## Prompt
Every record below is to be retyped exactly.
***
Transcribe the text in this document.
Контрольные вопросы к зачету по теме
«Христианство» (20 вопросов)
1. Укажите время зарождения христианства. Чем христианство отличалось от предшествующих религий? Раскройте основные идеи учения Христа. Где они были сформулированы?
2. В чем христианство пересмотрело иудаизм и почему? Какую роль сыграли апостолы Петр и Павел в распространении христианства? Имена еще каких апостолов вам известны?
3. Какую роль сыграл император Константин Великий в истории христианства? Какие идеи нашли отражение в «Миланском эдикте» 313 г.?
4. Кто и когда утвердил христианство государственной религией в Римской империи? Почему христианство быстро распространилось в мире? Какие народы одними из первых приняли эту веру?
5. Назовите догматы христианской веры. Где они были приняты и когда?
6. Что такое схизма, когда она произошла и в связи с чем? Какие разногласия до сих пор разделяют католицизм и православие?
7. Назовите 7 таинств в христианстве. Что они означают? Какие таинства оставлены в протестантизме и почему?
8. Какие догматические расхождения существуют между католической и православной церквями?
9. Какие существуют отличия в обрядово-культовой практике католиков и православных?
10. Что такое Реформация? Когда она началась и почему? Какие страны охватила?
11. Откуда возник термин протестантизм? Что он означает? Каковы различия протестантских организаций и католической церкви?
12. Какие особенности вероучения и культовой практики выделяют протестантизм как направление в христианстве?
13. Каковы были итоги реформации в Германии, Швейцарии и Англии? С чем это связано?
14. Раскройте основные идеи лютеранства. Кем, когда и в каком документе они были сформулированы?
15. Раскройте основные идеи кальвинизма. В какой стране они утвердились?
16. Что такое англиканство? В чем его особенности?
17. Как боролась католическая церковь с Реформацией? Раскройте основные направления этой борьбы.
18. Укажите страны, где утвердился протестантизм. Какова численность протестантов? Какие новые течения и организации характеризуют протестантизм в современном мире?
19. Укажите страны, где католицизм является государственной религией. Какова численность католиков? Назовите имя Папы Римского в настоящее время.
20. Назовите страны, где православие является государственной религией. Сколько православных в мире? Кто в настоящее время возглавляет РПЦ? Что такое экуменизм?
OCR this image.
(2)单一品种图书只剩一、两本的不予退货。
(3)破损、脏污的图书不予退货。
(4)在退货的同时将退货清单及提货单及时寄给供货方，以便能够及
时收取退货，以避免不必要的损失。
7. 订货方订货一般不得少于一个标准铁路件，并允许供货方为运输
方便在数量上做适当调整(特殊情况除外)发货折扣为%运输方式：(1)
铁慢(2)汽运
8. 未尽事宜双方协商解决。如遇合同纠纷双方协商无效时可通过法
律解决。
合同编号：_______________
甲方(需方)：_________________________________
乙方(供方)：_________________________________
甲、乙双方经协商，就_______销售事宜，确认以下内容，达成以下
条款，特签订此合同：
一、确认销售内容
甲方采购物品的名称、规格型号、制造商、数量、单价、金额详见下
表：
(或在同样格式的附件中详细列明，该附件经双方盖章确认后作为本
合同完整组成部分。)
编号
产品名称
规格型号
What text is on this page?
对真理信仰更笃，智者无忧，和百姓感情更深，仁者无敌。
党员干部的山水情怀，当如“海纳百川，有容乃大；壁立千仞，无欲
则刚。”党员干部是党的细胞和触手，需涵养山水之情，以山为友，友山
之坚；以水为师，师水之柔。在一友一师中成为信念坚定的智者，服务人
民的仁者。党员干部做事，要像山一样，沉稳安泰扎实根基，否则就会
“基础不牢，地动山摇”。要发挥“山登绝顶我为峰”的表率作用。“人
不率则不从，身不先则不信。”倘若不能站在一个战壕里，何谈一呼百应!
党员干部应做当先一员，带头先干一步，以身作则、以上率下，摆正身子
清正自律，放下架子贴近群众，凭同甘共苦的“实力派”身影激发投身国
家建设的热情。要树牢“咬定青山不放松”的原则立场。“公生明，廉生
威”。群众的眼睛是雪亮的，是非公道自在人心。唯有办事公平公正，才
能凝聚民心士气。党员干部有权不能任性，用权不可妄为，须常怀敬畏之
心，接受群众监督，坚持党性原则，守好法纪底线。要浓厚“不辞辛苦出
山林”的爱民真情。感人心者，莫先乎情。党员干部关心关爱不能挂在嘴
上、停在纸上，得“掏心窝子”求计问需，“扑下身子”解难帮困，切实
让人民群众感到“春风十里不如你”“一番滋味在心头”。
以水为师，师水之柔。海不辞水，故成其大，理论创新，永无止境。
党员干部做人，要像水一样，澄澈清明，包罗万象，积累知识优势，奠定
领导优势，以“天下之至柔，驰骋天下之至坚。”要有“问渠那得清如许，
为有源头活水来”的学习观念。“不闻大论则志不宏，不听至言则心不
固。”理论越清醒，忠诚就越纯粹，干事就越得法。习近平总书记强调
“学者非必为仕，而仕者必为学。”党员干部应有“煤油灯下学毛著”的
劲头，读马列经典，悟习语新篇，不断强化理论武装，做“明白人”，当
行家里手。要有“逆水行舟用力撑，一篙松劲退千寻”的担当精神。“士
***
## Solved problem
Transcribe the text in this document.
Контрольные вопросы к зачету по теме
«Христианство» (20 вопросов)
1. Укажите время зарождения христианства. Чем христианство отличалось от предшествующих религий? Раскройте основные идеи учения Христа. Где они были сформулированы?
2. В чем христианство пересмотрело иудаизм и почему? Какую роль сыграли апостолы Петр и Павел в распространении христианства? Имена еще каких апостолов вам известны?
3. Какую роль сыграл император Константин Великий в истории христианства? Какие идеи нашли отражение в «Миланском эдикте» 313 г.?
4. Кто и когда утвердил христианство государственной религией в Римской империи? Почему христианство быстро распространилось в мире? Какие народы одними из первых приняли эту веру?
5. Назовите догматы христианской веры. Где они были приняты и когда?
6. Что такое схизма, когда она произошла и в связи с чем? Какие разногласия до сих пор разделяют католицизм и православие?
7. Назовите 7 таинств в христианстве. Что они означают? Какие таинства оставлены в протестантизме и почему?
8. Какие догматические расхождения существуют между католической и православной церквями?
9. Какие существуют отличия в обрядово-культовой практике католиков и православных?
10. Что такое Реформация? Когда она началась и почему? Какие страны охватила?
11. Откуда возник термин протестантизм? Что он означает? Каковы различия протестантских организаций и католической церкви?
12. Какие особенности вероучения и культовой практики выделяют протестантизм как направление в христианстве?
13. Каковы были итоги реформации в Германии, Швейцарии и Англии? С чем это связано?
14. Раскройте основные идеи лютеранства. Кем, когда и в каком документе они были сформулированы?
15. Раскройте основные идеи кальвинизма. В какой стране они утвердились?
16. Что такое англиканство? В чем его особенности?
17. Как боролась католическая церковь с Реформацией? Раскройте основные направления этой борьбы.
18. Укажите страны, где утвердился протестантизм. Какова численность протестантов? Какие новые течения и организации характеризуют протестантизм в современном мире?
19. Укажите страны, где католицизм является государственной религией. Какова численность католиков? Назовите имя Папы Римского в настоящее время.
20. Назовите страны, где православие является государственной религией. Сколько православных в мире? Кто в настоящее время возглавляет РПЦ? Что такое экуменизм?
OCR this image.
(2)单一品种图书只剩一、两本的不予退货。
(3)破损、脏污的图书不予退货。
(4)在退货的同时将退货清单及提货单及时寄给供货方，以便能够及
时收取退货，以避免不必要的损失。
7. 订货方订货一般不得少于一个标准铁路件，并允许供货方为运输
方便在数量上做适当调整(特殊情况除外)发货折扣为%运输方式：(1)
铁慢(2)汽运
8. 未尽事宜双方协商解决。如遇合同纠纷双方协商无效时可通过法
律解决。
合同编号：_______________
甲方(需方)：_________________________________
乙方(供方)：_________________________________
甲、乙双方经协商，就_______销售事宜，确认以下内容，达成以下
条款，特签订此合同：
一、确认销售内容
甲方采购物品的名称、规格型号、制造商、数量、单价、金额详见下
表：
(或在同样格式的附件中详细列明，该附件经双方盖章确认后作为本
合同完整组成部分。)
编号
产品名称
规格型号
What text is on this page?
对真理信仰更笃，智者无忧，和百姓感情更深，仁者无敌。
党员干部的山水情怀，当如“海纳百川，有容乃大；壁立千仞，无欲
则刚。”党员干部是党的细胞和触手，需涵养山水之情，以山为友，友山
之坚；以水为师，师水之柔。在一友一师中成为信念坚定的智者，服务人
民的仁者。党员干部做事，要像山一样，沉稳安泰扎实根基，否则就会
“基础不牢，地动山摇”。要发挥“山登绝顶我为峰”的表率作用。“人
不率则不从，身不先则不信。”倘若不能站在一个战壕里，何谈一呼百应!
党员干部应做当先一员，带头先干一步，以身作则、以上率下，摆正身子
清正自律，放下架子贴近群众，凭同甘共苦的“实力派”身影激发投身国
家建设的热情。要树牢“咬定青山不放松”的原则立场。“公生明，廉生
威”。群众的眼睛是雪亮的，是非公道自在人心。唯有办事公平公正，才
能凝聚民心士气。党员干部有权不能任性，用权不可妄为，须常怀敬畏之
心，接受群众监督，坚持党性原则，守好法纪底线。要浓厚“不辞辛苦出
山林”的爱民真情。感人心者，莫先乎情。党员干部关心关爱不能挂在嘴
上、停在纸上，得“掏心窝子”求计问需，“扑下身子”解难帮困，切实
让人民群众感到“春风十里不如你”“一番滋味在心头”。
以水为师，师水之柔。海不辞水，故成其大，理论创新，永无止境。
党员干部做人，要像水一样，澄澈清明，包罗万象，积累知识优势，奠定
领导优势，以“天下之至柔，驰骋天下之至坚。”要有“问渠那得清如许，
为有源头活水来”的学习观念。“不闻大论则志不宏，不听至言则心不
固。”理论越清醒，忠诚就越纯粹，干事就越得法。习近平总书记强调
“学者非必为仕，而仕者必为学。”党员干部应有“煤油灯下学毛著”的
劲头，读马列经典，悟习语新篇，不断强化理论武装，做“明白人”，当
行家里手。要有“逆水行舟用力撑，一篙松劲退千寻”的担当精神。“士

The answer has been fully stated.